• DATA TO PROCESS:
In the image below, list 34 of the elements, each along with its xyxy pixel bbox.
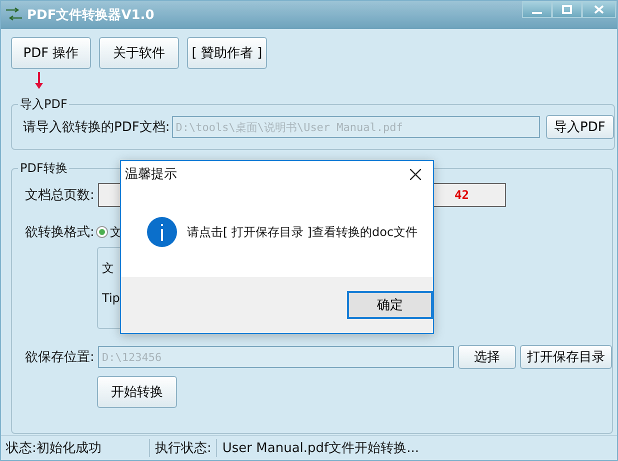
dialog-message: 请点击[ 打开保存目录 ]查看转换的doc文件 xyxy=(187,224,418,240)
close-icon[interactable] xyxy=(410,168,421,180)
format-label: 欲转换格式: xyxy=(25,224,96,241)
import-pdf-button[interactable]: 导入PDF xyxy=(546,115,614,139)
import-label: 请导入欲转换的PDF文档: xyxy=(23,119,170,136)
close-icon xyxy=(594,5,604,14)
app-icon xyxy=(5,7,23,21)
info-icon xyxy=(147,217,177,247)
minimize-button[interactable] xyxy=(522,1,552,18)
exec-status-text: User Manual.pdf文件开始转换... xyxy=(222,440,420,457)
maximize-icon xyxy=(562,5,572,14)
dialog-title: 温馨提示 xyxy=(125,166,177,183)
toolbar-button[interactable]: 关于软件 xyxy=(99,37,179,69)
choose-button[interactable]: 选择 xyxy=(458,345,516,369)
start-convert-button[interactable]: 开始转换 xyxy=(97,376,177,408)
group-title: 导入PDF xyxy=(19,96,68,113)
open-folder-button[interactable]: 打开保存目录 xyxy=(520,345,612,369)
arrow-down-icon xyxy=(34,72,44,90)
close-button[interactable] xyxy=(582,1,616,18)
group-title: PDF转换 xyxy=(19,160,68,177)
info-text: Tip xyxy=(102,291,120,305)
ok-button[interactable]: 确定 xyxy=(347,291,433,319)
save-location-label: 欲保存位置: xyxy=(25,349,96,366)
info-text: 文 xyxy=(102,260,114,277)
radio-button[interactable] xyxy=(96,226,108,238)
toolbar-button[interactable]: PDF 操作 xyxy=(11,37,91,69)
page-count-label: 文档总页数: xyxy=(25,187,96,204)
minimize-icon xyxy=(532,12,542,14)
status-text: 状态:初始化成功 xyxy=(4,440,102,457)
window-title: PDF文件转换器V1.0 xyxy=(27,6,154,24)
maximize-button[interactable] xyxy=(552,1,582,18)
toolbar-button[interactable]: [ 贊助作者 ] xyxy=(187,37,267,69)
exec-status-label: 执行状态: xyxy=(155,440,212,457)
radio-label: 文 xyxy=(110,224,122,240)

• WHAT YOU WILL DO:
Rewrite the listing from the line with "dialog-message: 请点击[ 打开保存目录" up to and including the line with "minimize-button[interactable] xyxy=(522,1,552,18)", changing "close-icon" to "exit-icon" and leaving everything else the same.

• SOLVED PROBLEM:
dialog-message: 请点击[ 打开保存目录 ]查看转换的doc文件 xyxy=(187,224,418,240)
exit-icon[interactable] xyxy=(410,168,421,180)
format-label: 欲转换格式: xyxy=(25,224,96,241)
import-pdf-button[interactable]: 导入PDF xyxy=(546,115,614,139)
import-label: 请导入欲转换的PDF文档: xyxy=(23,119,170,136)
exit-icon xyxy=(594,5,604,14)
app-icon xyxy=(5,7,23,21)
info-icon xyxy=(147,217,177,247)
minimize-button[interactable] xyxy=(522,1,552,18)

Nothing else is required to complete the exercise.